-- start Supplied records --

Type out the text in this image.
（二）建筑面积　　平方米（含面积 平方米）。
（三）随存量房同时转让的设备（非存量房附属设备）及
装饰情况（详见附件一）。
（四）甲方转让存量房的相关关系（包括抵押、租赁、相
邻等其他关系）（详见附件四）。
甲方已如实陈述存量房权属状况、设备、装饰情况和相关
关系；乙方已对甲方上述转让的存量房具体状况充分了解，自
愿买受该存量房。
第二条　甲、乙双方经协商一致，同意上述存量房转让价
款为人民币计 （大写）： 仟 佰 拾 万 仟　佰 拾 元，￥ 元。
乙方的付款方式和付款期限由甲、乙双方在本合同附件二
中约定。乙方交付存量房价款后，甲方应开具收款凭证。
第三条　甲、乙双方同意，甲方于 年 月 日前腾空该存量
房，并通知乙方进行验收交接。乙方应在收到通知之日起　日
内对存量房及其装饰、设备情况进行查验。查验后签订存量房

-- end Supplied records --
-- start Supplied records --

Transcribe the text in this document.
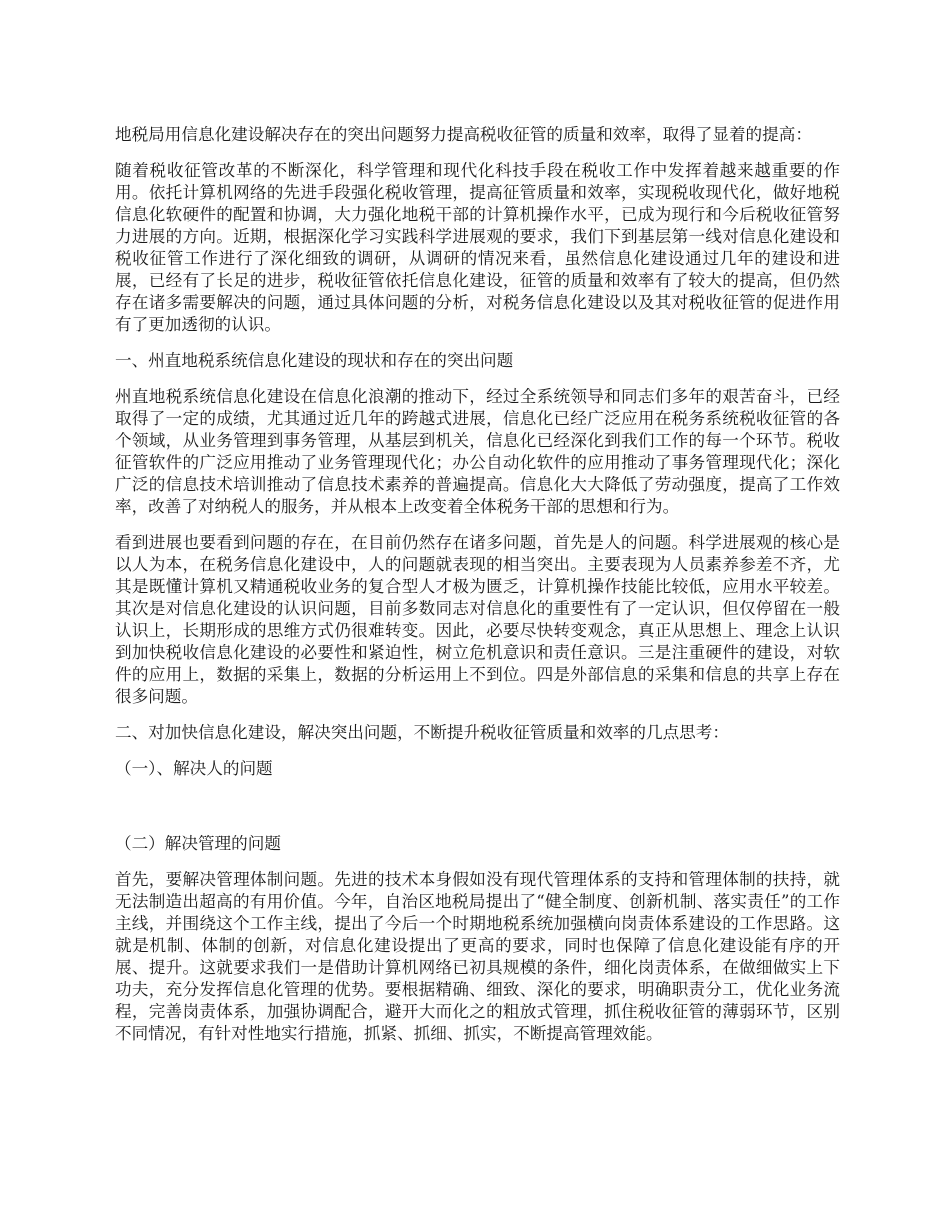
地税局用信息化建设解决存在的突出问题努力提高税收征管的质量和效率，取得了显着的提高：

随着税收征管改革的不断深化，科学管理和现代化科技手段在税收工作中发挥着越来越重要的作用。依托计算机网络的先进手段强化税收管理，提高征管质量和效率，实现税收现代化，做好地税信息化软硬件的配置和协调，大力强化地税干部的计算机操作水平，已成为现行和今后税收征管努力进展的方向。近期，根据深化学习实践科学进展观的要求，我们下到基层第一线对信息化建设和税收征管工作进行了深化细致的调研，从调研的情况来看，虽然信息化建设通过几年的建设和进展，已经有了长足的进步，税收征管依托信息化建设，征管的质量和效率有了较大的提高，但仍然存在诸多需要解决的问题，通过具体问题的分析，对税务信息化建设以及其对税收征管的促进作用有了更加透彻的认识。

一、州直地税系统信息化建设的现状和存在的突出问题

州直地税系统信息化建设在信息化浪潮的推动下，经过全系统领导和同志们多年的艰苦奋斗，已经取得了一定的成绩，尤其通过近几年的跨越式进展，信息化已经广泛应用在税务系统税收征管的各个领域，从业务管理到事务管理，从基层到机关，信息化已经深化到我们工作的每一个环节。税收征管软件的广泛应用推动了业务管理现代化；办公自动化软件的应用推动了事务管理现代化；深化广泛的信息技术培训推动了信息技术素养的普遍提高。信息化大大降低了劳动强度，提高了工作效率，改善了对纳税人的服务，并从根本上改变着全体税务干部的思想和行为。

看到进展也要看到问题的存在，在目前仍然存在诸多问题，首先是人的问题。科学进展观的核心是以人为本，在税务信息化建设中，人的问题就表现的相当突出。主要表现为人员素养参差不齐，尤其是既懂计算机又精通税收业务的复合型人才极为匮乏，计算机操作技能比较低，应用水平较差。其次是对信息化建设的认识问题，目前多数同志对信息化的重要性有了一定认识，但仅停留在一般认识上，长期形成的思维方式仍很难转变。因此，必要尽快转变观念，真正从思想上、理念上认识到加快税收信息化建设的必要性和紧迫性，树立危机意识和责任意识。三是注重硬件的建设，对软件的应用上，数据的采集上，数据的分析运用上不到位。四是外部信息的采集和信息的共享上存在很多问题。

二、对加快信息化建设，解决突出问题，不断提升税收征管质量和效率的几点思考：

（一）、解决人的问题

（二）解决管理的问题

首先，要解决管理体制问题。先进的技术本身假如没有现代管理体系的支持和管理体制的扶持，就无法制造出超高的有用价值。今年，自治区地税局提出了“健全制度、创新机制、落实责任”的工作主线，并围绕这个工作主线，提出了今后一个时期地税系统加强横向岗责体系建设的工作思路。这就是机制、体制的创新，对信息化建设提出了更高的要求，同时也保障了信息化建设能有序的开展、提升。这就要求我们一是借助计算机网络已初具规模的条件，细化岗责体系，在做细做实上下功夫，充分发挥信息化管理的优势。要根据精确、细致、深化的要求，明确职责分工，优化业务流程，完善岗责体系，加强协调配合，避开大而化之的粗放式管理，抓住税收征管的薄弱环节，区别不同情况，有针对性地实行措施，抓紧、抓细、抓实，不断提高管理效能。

-- end Supplied records --
-- start Supplied records --

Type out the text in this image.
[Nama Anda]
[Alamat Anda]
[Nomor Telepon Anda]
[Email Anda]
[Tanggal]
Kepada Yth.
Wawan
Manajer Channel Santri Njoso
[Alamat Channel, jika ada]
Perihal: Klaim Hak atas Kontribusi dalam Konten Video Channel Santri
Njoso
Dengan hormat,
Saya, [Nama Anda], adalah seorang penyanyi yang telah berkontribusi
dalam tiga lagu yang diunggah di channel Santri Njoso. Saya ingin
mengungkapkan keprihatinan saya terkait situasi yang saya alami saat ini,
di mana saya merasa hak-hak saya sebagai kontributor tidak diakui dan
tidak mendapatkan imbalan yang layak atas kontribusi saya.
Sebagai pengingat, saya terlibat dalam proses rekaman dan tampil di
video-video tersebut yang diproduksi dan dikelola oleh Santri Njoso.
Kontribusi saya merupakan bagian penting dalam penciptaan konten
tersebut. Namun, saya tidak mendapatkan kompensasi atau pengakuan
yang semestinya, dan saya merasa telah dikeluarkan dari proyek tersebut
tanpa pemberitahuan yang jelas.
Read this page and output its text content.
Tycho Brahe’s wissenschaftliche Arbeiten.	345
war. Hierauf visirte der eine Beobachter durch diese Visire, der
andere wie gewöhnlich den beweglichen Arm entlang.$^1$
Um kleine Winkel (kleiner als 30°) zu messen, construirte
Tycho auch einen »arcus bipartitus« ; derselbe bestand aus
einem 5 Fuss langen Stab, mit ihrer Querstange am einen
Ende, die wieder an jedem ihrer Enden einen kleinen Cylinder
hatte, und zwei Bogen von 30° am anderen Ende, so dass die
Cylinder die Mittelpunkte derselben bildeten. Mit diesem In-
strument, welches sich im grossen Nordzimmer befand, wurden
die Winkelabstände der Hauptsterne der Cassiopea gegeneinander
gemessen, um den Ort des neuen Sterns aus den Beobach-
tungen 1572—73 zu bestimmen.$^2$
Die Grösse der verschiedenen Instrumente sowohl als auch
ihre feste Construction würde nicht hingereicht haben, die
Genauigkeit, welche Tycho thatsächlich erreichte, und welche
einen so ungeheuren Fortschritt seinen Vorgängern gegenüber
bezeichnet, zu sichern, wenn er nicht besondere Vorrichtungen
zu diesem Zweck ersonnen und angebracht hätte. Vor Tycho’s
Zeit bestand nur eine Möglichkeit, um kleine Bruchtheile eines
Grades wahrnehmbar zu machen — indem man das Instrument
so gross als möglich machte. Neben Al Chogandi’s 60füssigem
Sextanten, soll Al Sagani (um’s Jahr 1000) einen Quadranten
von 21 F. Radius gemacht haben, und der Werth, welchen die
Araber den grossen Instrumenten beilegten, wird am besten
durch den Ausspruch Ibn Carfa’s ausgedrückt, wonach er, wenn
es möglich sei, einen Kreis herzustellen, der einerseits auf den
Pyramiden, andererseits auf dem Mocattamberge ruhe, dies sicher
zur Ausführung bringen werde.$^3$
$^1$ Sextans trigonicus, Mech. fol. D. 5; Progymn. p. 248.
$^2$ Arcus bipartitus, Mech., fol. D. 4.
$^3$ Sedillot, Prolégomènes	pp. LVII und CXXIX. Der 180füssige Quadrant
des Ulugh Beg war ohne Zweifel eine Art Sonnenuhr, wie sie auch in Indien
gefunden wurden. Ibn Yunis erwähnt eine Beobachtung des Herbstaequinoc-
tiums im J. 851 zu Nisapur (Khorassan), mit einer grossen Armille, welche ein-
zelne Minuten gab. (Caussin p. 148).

-- end Supplied records --

» **What the task asks**:
Each line in the listing above that contains "Tycho" should be copied.

» **Exercise answer**:
Tycho Brahe’s wissenschaftliche Arbeiten.	345
Tycho auch einen »arcus bipartitus« ; derselbe bestand aus
Genauigkeit, welche Tycho thatsächlich erreichte, und welche
zu diesem Zweck ersonnen und angebracht hätte. Vor Tycho’s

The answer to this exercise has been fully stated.